Once the pictures are set aside, transcribe the remaining data exactly.

Record excerpts:
◆ ◆ ◆ ◆
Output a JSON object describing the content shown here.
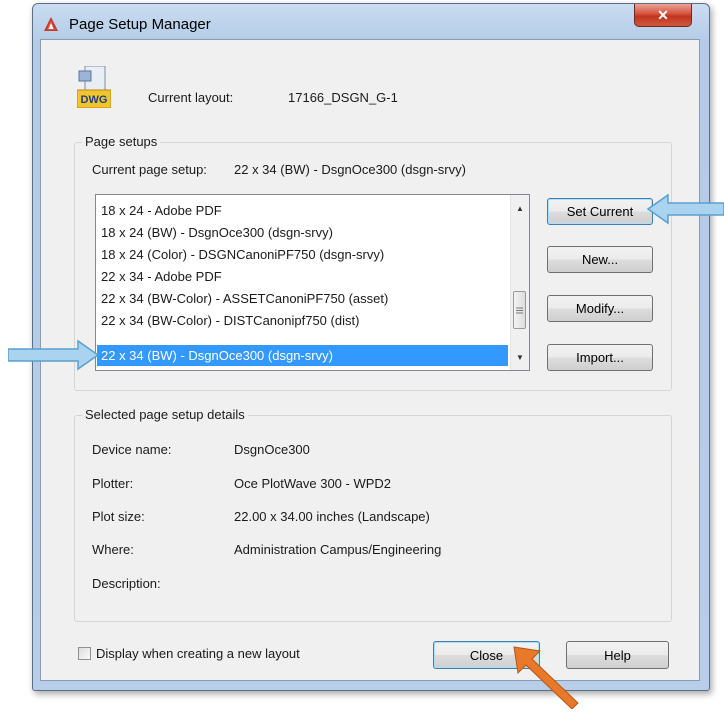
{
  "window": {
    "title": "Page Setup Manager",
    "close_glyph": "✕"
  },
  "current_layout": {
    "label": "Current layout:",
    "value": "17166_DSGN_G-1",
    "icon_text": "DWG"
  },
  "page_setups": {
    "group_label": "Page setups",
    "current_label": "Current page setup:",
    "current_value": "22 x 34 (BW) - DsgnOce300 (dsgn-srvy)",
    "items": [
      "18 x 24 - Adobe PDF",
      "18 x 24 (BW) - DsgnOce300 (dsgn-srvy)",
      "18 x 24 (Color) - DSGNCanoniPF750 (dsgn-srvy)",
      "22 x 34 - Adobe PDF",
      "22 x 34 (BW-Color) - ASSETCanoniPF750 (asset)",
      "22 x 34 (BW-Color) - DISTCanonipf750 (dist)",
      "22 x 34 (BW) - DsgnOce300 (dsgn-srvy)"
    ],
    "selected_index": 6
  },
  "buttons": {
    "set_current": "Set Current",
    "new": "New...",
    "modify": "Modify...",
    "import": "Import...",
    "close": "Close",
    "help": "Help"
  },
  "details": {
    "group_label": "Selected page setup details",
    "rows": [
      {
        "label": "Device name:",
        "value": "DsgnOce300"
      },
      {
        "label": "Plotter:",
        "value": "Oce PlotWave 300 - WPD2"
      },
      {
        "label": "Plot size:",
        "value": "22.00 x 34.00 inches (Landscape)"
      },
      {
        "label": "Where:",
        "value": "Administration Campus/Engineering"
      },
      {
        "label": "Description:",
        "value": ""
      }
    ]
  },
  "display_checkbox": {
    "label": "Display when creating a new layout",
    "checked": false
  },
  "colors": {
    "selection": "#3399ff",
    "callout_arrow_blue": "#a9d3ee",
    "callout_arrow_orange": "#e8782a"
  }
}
◆ ◆ ◆ ◆
Exercise solution:
Output a JSON object describing the content shown here.
{
  "window": {
    "title": "Page Setup Manager",
    "close_glyph": "✕"
  },
  "current_layout": {
    "label": "Current layout:",
    "value": "17166_DSGN_G-1",
    "icon_text": "DWG"
  },
  "page_setups": {
    "group_label": "Page setups",
    "current_label": "Current page setup:",
    "current_value": "22 x 34 (BW) - DsgnOce300 (dsgn-srvy)",
    "items": [
      "18 x 24 - Adobe PDF",
      "18 x 24 (BW) - DsgnOce300 (dsgn-srvy)",
      "18 x 24 (Color) - DSGNCanoniPF750 (dsgn-srvy)",
      "22 x 34 - Adobe PDF",
      "22 x 34 (BW-Color) - ASSETCanoniPF750 (asset)",
      "22 x 34 (BW-Color) - DISTCanonipf750 (dist)",
      "22 x 34 (BW) - DsgnOce300 (dsgn-srvy)"
    ],
    "selected_index": 6
  },
  "buttons": {
    "set_current": "Set Current",
    "new": "New...",
    "modify": "Modify...",
    "import": "Import...",
    "close": "Close",
    "help": "Help"
  },
  "details": {
    "group_label": "Selected page setup details",
    "rows": [
      {
        "label": "Device name:",
        "value": "DsgnOce300"
      },
      {
        "label": "Plotter:",
        "value": "Oce PlotWave 300 - WPD2"
      },
      {
        "label": "Plot size:",
        "value": "22.00 x 34.00 inches (Landscape)"
      },
      {
        "label": "Where:",
        "value": "Administration Campus/Engineering"
      },
      {
        "label": "Description:",
        "value": ""
      }
    ]
  },
  "display_checkbox": {
    "label": "Display when creating a new layout",
    "checked": false
  },
  "colors": {
    "selection": "#3399ff",
    "callout_arrow_blue": "#a9d3ee",
    "callout_arrow_orange": "#e8782a"
  }
}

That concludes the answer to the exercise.